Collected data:
########################################
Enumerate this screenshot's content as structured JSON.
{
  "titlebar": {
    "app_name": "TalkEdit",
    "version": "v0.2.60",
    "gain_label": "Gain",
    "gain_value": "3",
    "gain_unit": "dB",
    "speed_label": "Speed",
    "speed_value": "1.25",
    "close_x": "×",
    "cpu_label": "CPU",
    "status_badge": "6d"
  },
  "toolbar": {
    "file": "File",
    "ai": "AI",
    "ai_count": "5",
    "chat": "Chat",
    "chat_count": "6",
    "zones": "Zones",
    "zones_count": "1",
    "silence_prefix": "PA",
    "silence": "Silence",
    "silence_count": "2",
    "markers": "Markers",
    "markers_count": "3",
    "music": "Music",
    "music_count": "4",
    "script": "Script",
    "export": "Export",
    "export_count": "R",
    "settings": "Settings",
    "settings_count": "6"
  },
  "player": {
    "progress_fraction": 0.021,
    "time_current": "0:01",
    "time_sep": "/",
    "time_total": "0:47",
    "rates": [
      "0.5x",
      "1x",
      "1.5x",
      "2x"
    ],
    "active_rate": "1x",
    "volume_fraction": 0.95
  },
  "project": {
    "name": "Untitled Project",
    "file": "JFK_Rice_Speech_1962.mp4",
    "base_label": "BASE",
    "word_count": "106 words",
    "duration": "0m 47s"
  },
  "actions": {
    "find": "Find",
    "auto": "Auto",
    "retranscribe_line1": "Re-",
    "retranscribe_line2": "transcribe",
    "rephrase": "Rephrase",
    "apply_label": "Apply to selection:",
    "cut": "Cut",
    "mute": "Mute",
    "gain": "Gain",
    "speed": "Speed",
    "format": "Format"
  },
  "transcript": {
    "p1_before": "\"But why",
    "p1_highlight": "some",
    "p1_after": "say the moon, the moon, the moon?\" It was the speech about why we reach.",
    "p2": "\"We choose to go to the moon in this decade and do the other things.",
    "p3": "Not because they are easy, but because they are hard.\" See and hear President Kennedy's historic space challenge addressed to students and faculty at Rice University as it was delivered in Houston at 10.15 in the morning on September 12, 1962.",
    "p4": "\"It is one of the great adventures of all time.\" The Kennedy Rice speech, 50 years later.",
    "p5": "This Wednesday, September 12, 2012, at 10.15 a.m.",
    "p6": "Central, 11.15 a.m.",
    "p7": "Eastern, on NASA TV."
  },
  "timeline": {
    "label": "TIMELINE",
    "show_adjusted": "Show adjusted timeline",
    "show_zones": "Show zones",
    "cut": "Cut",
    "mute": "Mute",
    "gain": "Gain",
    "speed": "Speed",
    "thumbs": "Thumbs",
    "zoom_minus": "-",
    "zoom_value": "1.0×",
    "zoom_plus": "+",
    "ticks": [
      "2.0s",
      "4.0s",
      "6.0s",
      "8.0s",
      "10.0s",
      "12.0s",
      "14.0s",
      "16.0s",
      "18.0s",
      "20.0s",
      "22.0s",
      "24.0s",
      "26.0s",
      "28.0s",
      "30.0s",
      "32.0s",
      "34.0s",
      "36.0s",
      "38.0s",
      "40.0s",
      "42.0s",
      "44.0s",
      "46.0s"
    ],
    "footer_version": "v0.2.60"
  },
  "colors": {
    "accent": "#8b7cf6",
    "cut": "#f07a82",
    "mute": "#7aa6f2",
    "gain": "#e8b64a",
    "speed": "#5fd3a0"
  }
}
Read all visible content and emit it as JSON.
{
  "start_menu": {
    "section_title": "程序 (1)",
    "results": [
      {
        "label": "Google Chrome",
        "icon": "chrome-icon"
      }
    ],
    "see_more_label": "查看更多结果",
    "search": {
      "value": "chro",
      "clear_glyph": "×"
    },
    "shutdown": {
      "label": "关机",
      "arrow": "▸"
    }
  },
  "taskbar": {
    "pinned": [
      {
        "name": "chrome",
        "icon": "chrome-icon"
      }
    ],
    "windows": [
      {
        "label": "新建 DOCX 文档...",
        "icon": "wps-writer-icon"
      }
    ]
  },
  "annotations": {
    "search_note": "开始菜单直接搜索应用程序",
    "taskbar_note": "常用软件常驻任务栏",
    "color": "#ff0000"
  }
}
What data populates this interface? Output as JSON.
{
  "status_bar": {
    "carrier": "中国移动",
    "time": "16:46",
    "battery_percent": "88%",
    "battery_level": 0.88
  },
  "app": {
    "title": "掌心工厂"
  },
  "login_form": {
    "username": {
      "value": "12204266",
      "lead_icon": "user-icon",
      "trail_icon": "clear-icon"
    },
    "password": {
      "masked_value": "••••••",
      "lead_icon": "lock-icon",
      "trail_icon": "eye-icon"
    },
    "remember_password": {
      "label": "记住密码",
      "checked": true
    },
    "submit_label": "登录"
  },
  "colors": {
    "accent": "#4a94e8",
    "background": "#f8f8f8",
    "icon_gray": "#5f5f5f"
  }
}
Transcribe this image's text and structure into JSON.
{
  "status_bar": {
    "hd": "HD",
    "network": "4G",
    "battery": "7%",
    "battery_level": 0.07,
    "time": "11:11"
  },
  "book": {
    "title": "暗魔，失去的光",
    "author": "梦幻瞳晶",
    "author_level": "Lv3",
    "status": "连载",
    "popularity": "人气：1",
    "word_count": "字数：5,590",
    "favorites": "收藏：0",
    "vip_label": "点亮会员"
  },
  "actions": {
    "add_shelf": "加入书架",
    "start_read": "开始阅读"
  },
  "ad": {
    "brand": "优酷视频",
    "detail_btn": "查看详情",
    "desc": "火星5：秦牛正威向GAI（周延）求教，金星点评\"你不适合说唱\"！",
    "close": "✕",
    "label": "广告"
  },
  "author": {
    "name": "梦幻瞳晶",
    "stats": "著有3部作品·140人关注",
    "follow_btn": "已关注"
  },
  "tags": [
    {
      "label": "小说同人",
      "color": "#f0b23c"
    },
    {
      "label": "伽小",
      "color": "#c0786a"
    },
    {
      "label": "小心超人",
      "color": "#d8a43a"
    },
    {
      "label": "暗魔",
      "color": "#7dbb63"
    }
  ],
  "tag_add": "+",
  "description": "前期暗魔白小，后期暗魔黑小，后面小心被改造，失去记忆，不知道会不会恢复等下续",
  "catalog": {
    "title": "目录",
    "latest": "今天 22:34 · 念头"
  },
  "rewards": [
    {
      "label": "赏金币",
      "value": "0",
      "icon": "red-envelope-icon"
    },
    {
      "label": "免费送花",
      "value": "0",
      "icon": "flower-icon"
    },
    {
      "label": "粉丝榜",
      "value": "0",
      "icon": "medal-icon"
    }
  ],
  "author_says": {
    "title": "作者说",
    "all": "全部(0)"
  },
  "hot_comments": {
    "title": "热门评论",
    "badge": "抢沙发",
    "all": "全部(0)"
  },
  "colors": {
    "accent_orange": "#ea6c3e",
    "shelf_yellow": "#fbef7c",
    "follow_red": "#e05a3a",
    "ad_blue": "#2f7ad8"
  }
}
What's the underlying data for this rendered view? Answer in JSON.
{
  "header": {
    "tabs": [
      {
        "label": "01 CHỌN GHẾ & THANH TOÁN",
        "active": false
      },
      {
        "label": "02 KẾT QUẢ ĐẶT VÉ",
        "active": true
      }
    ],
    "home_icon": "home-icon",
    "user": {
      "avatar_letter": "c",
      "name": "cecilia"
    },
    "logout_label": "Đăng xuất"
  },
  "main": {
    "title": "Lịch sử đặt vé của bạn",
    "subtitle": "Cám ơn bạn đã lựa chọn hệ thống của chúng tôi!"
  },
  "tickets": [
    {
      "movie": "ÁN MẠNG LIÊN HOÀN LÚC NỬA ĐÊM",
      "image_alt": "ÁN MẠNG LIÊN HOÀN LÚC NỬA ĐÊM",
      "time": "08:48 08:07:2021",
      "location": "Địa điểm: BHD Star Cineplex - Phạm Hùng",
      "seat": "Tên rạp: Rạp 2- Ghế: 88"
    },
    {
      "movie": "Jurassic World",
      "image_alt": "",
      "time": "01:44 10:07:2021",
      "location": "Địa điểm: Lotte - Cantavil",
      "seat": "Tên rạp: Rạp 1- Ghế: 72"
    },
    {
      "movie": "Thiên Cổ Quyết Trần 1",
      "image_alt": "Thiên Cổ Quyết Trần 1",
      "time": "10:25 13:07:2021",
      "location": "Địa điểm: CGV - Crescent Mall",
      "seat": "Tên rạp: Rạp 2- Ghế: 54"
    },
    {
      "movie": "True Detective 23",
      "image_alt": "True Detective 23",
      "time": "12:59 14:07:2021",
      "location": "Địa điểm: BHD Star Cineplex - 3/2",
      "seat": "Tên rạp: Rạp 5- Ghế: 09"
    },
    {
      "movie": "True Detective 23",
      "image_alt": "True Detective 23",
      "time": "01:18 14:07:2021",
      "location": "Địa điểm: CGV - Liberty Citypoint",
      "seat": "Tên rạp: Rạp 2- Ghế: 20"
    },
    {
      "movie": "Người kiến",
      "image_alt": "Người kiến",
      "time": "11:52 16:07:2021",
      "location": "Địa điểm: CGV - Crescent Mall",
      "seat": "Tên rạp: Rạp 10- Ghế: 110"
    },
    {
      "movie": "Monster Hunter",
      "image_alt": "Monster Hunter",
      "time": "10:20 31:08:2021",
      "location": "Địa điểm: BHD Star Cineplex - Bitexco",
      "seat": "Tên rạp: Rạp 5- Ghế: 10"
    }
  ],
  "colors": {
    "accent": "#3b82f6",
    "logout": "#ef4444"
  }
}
########################################
**WRITTEN INSTRUCTION:** Pull out all lines containing "September".

**FULL RESPONSE:**
    "p3": "Not because they are easy, but because they are hard.\" See and hear President Kennedy's historic space challenge addressed to students and faculty at Rice University as it was delivered in Houston at 10.15 in the morning on September 12, 1962.",
    "p5": "This Wednesday, September 12, 2012, at 10.15 a.m.",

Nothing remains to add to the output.